>> start

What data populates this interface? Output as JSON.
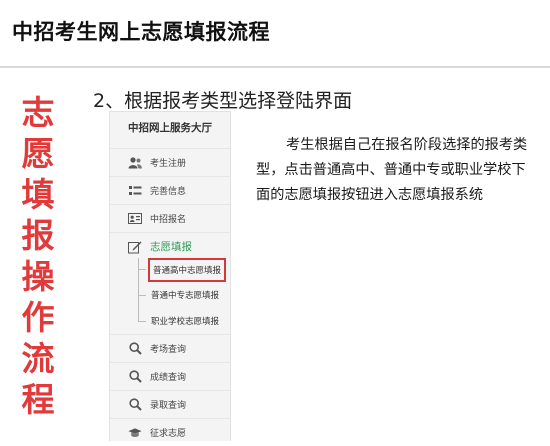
{
  "header": {
    "title": "中招考生网上志愿填报流程"
  },
  "side_title": [
    "志",
    "愿",
    "填",
    "报",
    "操",
    "作",
    "流",
    "程"
  ],
  "step_heading": "2、根据报考类型选择登陆界面",
  "panel": {
    "title": "中招网上服务大厅",
    "items": [
      {
        "label": "考生注册",
        "icon": "users-icon"
      },
      {
        "label": "完善信息",
        "icon": "list-icon"
      },
      {
        "label": "中招报名",
        "icon": "id-card-icon"
      },
      {
        "label": "志愿填报",
        "icon": "edit-icon"
      },
      {
        "label": "考场查询",
        "icon": "search-icon"
      },
      {
        "label": "成绩查询",
        "icon": "search-icon"
      },
      {
        "label": "录取查询",
        "icon": "search-icon"
      },
      {
        "label": "征求志愿",
        "icon": "graduation-cap-icon"
      }
    ],
    "sub_items": [
      {
        "label": "普通高中志愿填报",
        "highlighted": true
      },
      {
        "label": "普通中专志愿填报",
        "highlighted": false
      },
      {
        "label": "职业学校志愿填报",
        "highlighted": false
      }
    ]
  },
  "description": "考生根据自己在报名阶段选择的报考类型，点击普通高中、普通中专或职业学校下面的志愿填报按钮进入志愿填报系统",
  "colors": {
    "side_title": "#e03a3a",
    "active_menu": "#2e9b57",
    "highlight_border": "#d23a3a"
  }
}
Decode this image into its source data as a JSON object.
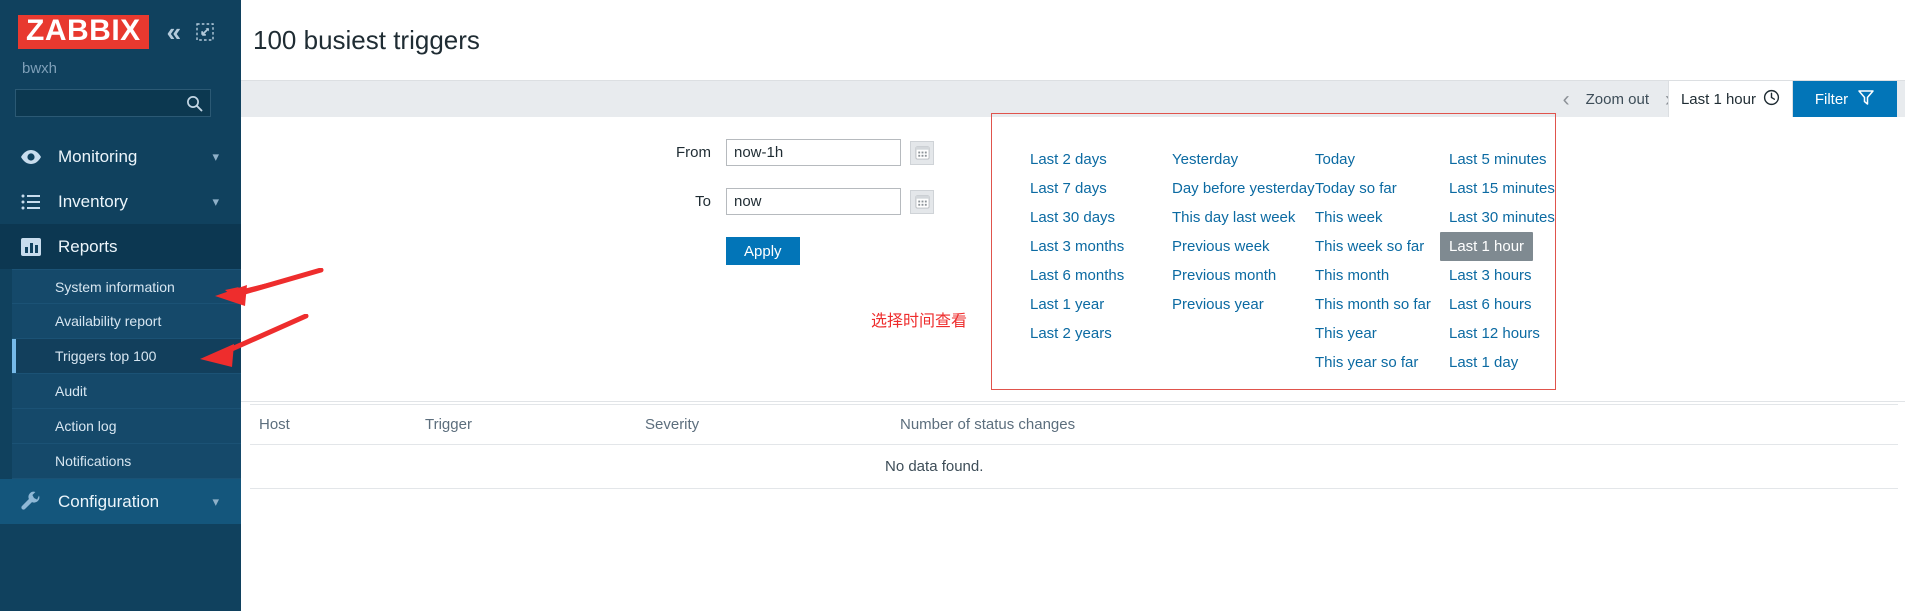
{
  "sidebar": {
    "logo": "ZABBIX",
    "collapse_icon": "chevron-double-left-icon",
    "expand_icon": "expand-icon",
    "user": "bwxh",
    "search": {
      "value": "",
      "placeholder": ""
    },
    "menu": [
      {
        "label": "Monitoring",
        "icon": "eye-icon",
        "has_chevron": true
      },
      {
        "label": "Inventory",
        "icon": "list-icon",
        "has_chevron": true
      },
      {
        "label": "Reports",
        "icon": "bar-chart-icon",
        "has_chevron": false,
        "active": true
      },
      {
        "label": "Configuration",
        "icon": "wrench-icon",
        "has_chevron": true
      }
    ],
    "reports_submenu": [
      {
        "label": "System information"
      },
      {
        "label": "Availability report"
      },
      {
        "label": "Triggers top 100",
        "selected": true
      },
      {
        "label": "Audit"
      },
      {
        "label": "Action log"
      },
      {
        "label": "Notifications"
      }
    ]
  },
  "header": {
    "title": "100 busiest triggers"
  },
  "filter_bar": {
    "prev_arrow": "chevron-left-icon",
    "zoom_out_label": "Zoom out",
    "next_arrow": "chevron-right-icon",
    "time_tab_label": "Last 1 hour",
    "time_tab_icon": "clock-icon",
    "filter_tab_label": "Filter",
    "filter_tab_icon": "funnel-icon",
    "filter_tab_color": "#0275b8"
  },
  "time_form": {
    "from_label": "From",
    "from_value": "now-1h",
    "to_label": "To",
    "to_value": "now",
    "calendar_icon": "calendar-icon",
    "apply_label": "Apply"
  },
  "annotation": {
    "note_text": "选择时间查看",
    "note_color": "#ee2d2d",
    "arrow_color": "#ee2d2d"
  },
  "quick_ranges": {
    "border_color": "#e0534c",
    "selected": "Last 1 hour",
    "columns": [
      [
        "Last 2 days",
        "Last 7 days",
        "Last 30 days",
        "Last 3 months",
        "Last 6 months",
        "Last 1 year",
        "Last 2 years"
      ],
      [
        "Yesterday",
        "Day before yesterday",
        "This day last week",
        "Previous week",
        "Previous month",
        "Previous year",
        ""
      ],
      [
        "Today",
        "Today so far",
        "This week",
        "This week so far",
        "This month",
        "This month so far",
        "This year",
        "This year so far"
      ],
      [
        "Last 5 minutes",
        "Last 15 minutes",
        "Last 30 minutes",
        "Last 1 hour",
        "Last 3 hours",
        "Last 6 hours",
        "Last 12 hours",
        "Last 1 day"
      ]
    ]
  },
  "table": {
    "headers": [
      "Host",
      "Trigger",
      "Severity",
      "Number of status changes"
    ],
    "empty_message": "No data found.",
    "rows": []
  }
}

>> end

Set task:
Omit every picture while copying the listing above exactly.

Finished exercise:
What data populates this interface? Output as JSON.
{
  "header": {
    "title": "中招考生网上志愿填报流程"
  },
  "side_title": [
    "志",
    "愿",
    "填",
    "报",
    "操",
    "作",
    "流",
    "程"
  ],
  "step_heading": "2、根据报考类型选择登陆界面",
  "panel": {
    "title": "中招网上服务大厅",
    "items": [
      {
        "label": "考生注册",
        "icon": "users-icon"
      },
      {
        "label": "完善信息",
        "icon": "list-icon"
      },
      {
        "label": "中招报名",
        "icon": "id-card-icon"
      },
      {
        "label": "志愿填报",
        "icon": "edit-icon"
      },
      {
        "label": "考场查询",
        "icon": "search-icon"
      },
      {
        "label": "成绩查询",
        "icon": "search-icon"
      },
      {
        "label": "录取查询",
        "icon": "search-icon"
      },
      {
        "label": "征求志愿",
        "icon": "graduation-cap-icon"
      }
    ],
    "sub_items": [
      {
        "label": "普通高中志愿填报",
        "highlighted": true
      },
      {
        "label": "普通中专志愿填报",
        "highlighted": false
      },
      {
        "label": "职业学校志愿填报",
        "highlighted": false
      }
    ]
  },
  "description": "考生根据自己在报名阶段选择的报考类型，点击普通高中、普通中专或职业学校下面的志愿填报按钮进入志愿填报系统",
  "colors": {
    "side_title": "#e03a3a",
    "active_menu": "#2e9b57",
    "highlight_border": "#d23a3a"
  }
}
Decode this image into its source data as a JSON object.
{
  "sidebar": {
    "logo": "ZABBIX",
    "collapse_icon": "chevron-double-left-icon",
    "expand_icon": "expand-icon",
    "user": "bwxh",
    "search": {
      "value": "",
      "placeholder": ""
    },
    "menu": [
      {
        "label": "Monitoring",
        "icon": "eye-icon",
        "has_chevron": true
      },
      {
        "label": "Inventory",
        "icon": "list-icon",
        "has_chevron": true
      },
      {
        "label": "Reports",
        "icon": "bar-chart-icon",
        "has_chevron": false,
        "active": true
      },
      {
        "label": "Configuration",
        "icon": "wrench-icon",
        "has_chevron": true
      }
    ],
    "reports_submenu": [
      {
        "label": "System information"
      },
      {
        "label": "Availability report"
      },
      {
        "label": "Triggers top 100",
        "selected": true
      },
      {
        "label": "Audit"
      },
      {
        "label": "Action log"
      },
      {
        "label": "Notifications"
      }
    ]
  },
  "header": {
    "title": "100 busiest triggers"
  },
  "filter_bar": {
    "prev_arrow": "chevron-left-icon",
    "zoom_out_label": "Zoom out",
    "next_arrow": "chevron-right-icon",
    "time_tab_label": "Last 1 hour",
    "time_tab_icon": "clock-icon",
    "filter_tab_label": "Filter",
    "filter_tab_icon": "funnel-icon",
    "filter_tab_color": "#0275b8"
  },
  "time_form": {
    "from_label": "From",
    "from_value": "now-1h",
    "to_label": "To",
    "to_value": "now",
    "calendar_icon": "calendar-icon",
    "apply_label": "Apply"
  },
  "annotation": {
    "note_text": "选择时间查看",
    "note_color": "#ee2d2d",
    "arrow_color": "#ee2d2d"
  },
  "quick_ranges": {
    "border_color": "#e0534c",
    "selected": "Last 1 hour",
    "columns": [
      [
        "Last 2 days",
        "Last 7 days",
        "Last 30 days",
        "Last 3 months",
        "Last 6 months",
        "Last 1 year",
        "Last 2 years"
      ],
      [
        "Yesterday",
        "Day before yesterday",
        "This day last week",
        "Previous week",
        "Previous month",
        "Previous year",
        ""
      ],
      [
        "Today",
        "Today so far",
        "This week",
        "This week so far",
        "This month",
        "This month so far",
        "This year",
        "This year so far"
      ],
      [
        "Last 5 minutes",
        "Last 15 minutes",
        "Last 30 minutes",
        "Last 1 hour",
        "Last 3 hours",
        "Last 6 hours",
        "Last 12 hours",
        "Last 1 day"
      ]
    ]
  },
  "table": {
    "headers": [
      "Host",
      "Trigger",
      "Severity",
      "Number of status changes"
    ],
    "empty_message": "No data found.",
    "rows": []
  }
}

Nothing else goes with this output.